• **WHAT THIS TASK INVOLVES**
Scan the records for the string "name"; copy each line where it occurs.

**** RECORDS SUPPLIED

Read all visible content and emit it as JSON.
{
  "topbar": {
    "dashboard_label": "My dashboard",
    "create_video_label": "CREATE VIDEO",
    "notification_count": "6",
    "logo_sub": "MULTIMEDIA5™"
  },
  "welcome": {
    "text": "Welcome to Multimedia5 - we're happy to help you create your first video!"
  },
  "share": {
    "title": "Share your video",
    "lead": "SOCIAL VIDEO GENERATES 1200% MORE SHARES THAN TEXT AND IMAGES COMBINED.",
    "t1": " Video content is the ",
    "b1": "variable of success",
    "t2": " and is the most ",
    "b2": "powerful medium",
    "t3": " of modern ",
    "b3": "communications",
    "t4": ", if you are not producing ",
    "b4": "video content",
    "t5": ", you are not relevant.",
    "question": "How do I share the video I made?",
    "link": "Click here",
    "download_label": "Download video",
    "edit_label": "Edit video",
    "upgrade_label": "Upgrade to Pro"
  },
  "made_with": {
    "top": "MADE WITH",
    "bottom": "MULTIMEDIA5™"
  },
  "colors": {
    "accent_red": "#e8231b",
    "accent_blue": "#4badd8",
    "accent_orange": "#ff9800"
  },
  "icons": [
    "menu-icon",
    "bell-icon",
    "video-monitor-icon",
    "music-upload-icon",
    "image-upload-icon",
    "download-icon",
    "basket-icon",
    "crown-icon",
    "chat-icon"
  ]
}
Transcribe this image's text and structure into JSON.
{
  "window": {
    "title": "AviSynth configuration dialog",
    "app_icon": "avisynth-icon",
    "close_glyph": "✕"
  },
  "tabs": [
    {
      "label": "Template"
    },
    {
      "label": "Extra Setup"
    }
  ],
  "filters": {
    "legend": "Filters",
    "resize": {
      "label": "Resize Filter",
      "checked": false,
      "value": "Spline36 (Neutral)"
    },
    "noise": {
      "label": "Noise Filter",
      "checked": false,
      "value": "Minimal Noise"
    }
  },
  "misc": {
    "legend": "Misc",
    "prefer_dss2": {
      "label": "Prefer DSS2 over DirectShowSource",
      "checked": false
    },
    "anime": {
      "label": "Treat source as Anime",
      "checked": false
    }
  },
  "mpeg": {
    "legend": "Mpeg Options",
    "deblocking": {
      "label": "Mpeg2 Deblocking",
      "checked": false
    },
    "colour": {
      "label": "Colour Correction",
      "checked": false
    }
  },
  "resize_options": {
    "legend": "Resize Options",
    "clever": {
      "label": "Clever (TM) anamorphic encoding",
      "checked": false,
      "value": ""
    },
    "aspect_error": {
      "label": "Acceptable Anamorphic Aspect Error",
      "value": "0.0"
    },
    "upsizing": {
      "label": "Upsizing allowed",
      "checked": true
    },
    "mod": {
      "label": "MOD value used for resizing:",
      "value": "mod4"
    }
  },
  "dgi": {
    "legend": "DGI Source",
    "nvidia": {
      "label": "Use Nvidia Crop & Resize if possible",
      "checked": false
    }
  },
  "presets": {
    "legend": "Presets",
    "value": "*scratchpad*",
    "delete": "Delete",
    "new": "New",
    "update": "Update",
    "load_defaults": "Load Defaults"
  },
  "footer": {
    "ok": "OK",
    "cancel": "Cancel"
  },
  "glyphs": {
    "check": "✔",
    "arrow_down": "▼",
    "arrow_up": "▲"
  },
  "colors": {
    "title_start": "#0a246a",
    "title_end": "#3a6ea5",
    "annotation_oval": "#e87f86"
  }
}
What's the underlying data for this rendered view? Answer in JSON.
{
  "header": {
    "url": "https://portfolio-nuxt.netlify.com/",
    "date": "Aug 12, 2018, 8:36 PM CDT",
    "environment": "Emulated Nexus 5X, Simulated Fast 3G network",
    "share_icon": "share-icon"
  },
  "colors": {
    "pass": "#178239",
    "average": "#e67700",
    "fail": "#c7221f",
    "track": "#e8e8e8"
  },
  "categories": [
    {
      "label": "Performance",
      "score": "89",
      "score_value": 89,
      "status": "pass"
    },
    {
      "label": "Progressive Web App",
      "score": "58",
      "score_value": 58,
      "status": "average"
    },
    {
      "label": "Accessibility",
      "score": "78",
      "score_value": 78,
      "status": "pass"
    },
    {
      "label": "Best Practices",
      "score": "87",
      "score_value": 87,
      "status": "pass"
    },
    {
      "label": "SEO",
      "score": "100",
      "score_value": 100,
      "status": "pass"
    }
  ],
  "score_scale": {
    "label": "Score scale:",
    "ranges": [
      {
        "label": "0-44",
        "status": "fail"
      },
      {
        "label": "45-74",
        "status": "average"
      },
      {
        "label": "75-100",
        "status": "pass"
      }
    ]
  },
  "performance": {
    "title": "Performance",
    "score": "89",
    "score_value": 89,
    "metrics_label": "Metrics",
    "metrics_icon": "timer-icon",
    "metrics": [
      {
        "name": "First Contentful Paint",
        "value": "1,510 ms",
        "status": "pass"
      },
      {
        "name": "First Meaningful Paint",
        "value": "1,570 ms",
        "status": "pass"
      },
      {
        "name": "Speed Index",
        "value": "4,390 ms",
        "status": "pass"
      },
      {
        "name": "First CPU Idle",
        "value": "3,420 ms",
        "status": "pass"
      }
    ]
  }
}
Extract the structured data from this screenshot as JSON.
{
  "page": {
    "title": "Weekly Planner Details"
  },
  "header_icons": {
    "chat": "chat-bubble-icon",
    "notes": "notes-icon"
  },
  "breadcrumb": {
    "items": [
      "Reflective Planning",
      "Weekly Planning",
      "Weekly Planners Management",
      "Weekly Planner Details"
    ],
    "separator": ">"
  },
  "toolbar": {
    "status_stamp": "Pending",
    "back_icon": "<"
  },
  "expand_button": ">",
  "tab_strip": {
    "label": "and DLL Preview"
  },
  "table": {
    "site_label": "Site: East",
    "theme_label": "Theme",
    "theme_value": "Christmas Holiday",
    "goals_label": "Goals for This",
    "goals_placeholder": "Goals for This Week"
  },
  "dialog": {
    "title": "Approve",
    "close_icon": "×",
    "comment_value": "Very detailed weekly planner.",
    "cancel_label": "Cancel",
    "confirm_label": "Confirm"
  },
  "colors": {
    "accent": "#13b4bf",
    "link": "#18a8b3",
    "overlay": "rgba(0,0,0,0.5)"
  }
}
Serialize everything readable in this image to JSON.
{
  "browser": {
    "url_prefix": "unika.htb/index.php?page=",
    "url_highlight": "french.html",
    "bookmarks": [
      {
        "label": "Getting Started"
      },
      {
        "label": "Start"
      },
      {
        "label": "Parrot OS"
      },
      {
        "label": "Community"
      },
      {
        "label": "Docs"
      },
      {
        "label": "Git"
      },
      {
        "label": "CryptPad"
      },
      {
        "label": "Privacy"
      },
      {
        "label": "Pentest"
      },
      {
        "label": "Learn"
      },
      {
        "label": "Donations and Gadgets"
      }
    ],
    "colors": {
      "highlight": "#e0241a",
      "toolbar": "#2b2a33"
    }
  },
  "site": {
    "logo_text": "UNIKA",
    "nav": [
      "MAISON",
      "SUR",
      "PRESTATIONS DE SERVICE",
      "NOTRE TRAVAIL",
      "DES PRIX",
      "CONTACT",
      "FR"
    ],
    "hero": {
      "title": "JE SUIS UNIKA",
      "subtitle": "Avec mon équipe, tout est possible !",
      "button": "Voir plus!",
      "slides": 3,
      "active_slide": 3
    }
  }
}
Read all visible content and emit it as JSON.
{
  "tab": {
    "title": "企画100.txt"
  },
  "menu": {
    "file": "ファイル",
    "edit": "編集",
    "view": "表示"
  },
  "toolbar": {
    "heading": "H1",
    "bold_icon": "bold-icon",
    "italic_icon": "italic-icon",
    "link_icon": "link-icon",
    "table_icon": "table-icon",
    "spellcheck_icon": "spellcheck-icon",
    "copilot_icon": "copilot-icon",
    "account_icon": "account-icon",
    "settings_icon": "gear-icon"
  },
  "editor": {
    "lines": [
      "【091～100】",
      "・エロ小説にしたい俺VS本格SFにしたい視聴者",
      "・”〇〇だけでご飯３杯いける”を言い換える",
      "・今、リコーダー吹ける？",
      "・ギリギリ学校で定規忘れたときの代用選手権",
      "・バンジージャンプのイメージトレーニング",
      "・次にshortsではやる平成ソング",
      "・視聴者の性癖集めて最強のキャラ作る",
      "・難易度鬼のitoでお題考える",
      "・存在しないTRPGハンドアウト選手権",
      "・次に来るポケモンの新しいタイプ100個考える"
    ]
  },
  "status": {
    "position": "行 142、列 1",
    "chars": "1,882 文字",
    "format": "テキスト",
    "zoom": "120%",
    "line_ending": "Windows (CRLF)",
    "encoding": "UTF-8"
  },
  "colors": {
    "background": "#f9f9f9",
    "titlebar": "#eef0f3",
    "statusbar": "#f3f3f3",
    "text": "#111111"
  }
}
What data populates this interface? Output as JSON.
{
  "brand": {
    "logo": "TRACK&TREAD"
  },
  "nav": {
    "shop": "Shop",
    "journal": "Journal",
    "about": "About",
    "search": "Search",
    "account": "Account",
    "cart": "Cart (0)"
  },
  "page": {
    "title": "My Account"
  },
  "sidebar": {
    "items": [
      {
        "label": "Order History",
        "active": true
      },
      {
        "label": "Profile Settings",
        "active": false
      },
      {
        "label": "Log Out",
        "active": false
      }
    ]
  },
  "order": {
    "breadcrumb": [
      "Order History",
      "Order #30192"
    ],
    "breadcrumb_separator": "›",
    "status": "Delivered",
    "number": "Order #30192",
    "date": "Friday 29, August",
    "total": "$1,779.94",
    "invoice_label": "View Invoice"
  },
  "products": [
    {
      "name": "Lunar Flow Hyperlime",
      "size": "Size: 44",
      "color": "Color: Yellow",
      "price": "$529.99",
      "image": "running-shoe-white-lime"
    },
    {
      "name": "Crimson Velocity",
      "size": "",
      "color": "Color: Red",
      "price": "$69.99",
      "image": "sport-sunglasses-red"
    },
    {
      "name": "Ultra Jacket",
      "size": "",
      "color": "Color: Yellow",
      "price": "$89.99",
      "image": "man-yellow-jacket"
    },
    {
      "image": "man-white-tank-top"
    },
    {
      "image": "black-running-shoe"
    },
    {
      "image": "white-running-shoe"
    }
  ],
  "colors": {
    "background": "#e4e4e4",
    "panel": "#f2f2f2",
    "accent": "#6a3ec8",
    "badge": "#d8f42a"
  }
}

********

• **WRITTEN REPLY**
        "name": "First Contentful Paint",
        "name": "First Meaningful Paint",
        "name": "Speed Index",
        "name": "First CPU Idle",
      "name": "Lunar Flow Hyperlime",
      "name": "Crimson Velocity",
      "name": "Ultra Jacket",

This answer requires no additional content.